* [What is required]: Copy the lines of the material from its first line through the line containing "colorbar-over-arrow bbox=[1856, 1261, 2076, 1303]", inclusive, and reproduce each one unchanged.

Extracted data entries
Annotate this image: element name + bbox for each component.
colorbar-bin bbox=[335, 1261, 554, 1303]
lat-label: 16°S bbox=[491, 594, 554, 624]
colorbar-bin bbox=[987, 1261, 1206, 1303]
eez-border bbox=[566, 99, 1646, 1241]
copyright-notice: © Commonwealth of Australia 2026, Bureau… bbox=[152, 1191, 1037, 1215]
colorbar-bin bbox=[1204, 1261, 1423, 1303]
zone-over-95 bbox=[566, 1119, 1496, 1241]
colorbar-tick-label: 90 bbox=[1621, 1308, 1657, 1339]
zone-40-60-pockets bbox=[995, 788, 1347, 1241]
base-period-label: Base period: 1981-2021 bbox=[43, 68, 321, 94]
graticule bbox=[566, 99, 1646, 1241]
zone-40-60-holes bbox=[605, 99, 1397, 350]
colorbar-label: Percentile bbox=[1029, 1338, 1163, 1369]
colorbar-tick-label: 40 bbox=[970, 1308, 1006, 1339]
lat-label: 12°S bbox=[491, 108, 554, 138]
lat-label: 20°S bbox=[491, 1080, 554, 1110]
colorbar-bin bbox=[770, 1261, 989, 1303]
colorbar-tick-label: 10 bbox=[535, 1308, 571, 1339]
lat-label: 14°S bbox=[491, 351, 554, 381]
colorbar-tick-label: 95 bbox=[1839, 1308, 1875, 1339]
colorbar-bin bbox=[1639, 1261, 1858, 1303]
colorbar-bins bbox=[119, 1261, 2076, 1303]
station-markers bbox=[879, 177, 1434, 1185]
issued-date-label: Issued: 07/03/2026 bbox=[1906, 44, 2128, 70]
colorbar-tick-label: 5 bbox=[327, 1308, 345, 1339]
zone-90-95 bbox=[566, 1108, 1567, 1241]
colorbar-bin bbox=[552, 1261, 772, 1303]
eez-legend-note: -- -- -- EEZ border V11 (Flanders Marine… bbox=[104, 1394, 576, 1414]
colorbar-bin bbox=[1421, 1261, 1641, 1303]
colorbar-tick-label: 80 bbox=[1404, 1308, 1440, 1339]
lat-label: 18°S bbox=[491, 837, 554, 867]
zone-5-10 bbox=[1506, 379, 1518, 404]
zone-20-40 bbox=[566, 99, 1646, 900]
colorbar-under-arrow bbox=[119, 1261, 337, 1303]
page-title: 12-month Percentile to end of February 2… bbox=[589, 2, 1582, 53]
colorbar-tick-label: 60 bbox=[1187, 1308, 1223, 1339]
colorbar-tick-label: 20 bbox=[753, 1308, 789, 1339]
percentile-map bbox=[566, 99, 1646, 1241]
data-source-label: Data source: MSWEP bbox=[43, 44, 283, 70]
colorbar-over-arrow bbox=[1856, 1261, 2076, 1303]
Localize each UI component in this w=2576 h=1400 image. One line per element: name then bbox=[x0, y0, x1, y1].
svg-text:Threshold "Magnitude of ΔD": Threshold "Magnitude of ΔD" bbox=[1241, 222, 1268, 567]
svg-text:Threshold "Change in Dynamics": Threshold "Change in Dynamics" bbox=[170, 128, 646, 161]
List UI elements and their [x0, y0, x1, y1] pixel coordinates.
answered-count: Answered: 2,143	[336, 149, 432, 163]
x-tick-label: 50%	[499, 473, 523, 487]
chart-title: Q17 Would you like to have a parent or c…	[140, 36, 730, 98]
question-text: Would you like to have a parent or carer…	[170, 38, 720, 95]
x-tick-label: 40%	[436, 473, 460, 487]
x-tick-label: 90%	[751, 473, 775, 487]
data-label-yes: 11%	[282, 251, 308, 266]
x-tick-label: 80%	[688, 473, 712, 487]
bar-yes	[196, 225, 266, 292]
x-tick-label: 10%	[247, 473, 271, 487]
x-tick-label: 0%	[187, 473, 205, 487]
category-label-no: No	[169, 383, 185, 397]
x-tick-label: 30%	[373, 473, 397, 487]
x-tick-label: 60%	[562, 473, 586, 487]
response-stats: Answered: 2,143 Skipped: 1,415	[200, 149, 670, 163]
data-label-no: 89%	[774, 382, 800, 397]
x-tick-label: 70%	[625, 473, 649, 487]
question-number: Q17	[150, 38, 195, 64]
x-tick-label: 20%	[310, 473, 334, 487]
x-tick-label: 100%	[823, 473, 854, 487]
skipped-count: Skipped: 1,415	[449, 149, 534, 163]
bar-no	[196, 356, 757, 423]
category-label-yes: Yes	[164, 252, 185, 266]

* [Complete answer]:
Annotate this image: element name + bbox for each component.
colorbar-bin bbox=[335, 1261, 554, 1303]
lat-label: 16°S bbox=[491, 594, 554, 624]
colorbar-bin bbox=[987, 1261, 1206, 1303]
eez-border bbox=[566, 99, 1646, 1241]
copyright-notice: © Commonwealth of Australia 2026, Bureau… bbox=[152, 1191, 1037, 1215]
colorbar-bin bbox=[1204, 1261, 1423, 1303]
zone-over-95 bbox=[566, 1119, 1496, 1241]
colorbar-tick-label: 90 bbox=[1621, 1308, 1657, 1339]
zone-40-60-pockets bbox=[995, 788, 1347, 1241]
base-period-label: Base period: 1981-2021 bbox=[43, 68, 321, 94]
graticule bbox=[566, 99, 1646, 1241]
zone-40-60-holes bbox=[605, 99, 1397, 350]
colorbar-label: Percentile bbox=[1029, 1338, 1163, 1369]
colorbar-tick-label: 40 bbox=[970, 1308, 1006, 1339]
lat-label: 12°S bbox=[491, 108, 554, 138]
lat-label: 20°S bbox=[491, 1080, 554, 1110]
colorbar-bin bbox=[770, 1261, 989, 1303]
colorbar-tick-label: 10 bbox=[535, 1308, 571, 1339]
lat-label: 14°S bbox=[491, 351, 554, 381]
colorbar-tick-label: 95 bbox=[1839, 1308, 1875, 1339]
colorbar-bin bbox=[1639, 1261, 1858, 1303]
colorbar-bins bbox=[119, 1261, 2076, 1303]
station-markers bbox=[879, 177, 1434, 1185]
issued-date-label: Issued: 07/03/2026 bbox=[1906, 44, 2128, 70]
colorbar-tick-label: 5 bbox=[327, 1308, 345, 1339]
zone-90-95 bbox=[566, 1108, 1567, 1241]
colorbar-bin bbox=[552, 1261, 772, 1303]
eez-legend-note: -- -- -- EEZ border V11 (Flanders Marine… bbox=[104, 1394, 576, 1414]
colorbar-bin bbox=[1421, 1261, 1641, 1303]
colorbar-tick-label: 80 bbox=[1404, 1308, 1440, 1339]
lat-label: 18°S bbox=[491, 837, 554, 867]
zone-5-10 bbox=[1506, 379, 1518, 404]
zone-20-40 bbox=[566, 99, 1646, 900]
colorbar-under-arrow bbox=[119, 1261, 337, 1303]
page-title: 12-month Percentile to end of February 2… bbox=[589, 2, 1582, 53]
colorbar-tick-label: 60 bbox=[1187, 1308, 1223, 1339]
colorbar-tick-label: 20 bbox=[753, 1308, 789, 1339]
percentile-map bbox=[566, 99, 1646, 1241]
data-source-label: Data source: MSWEP bbox=[43, 44, 283, 70]
colorbar-over-arrow bbox=[1856, 1261, 2076, 1303]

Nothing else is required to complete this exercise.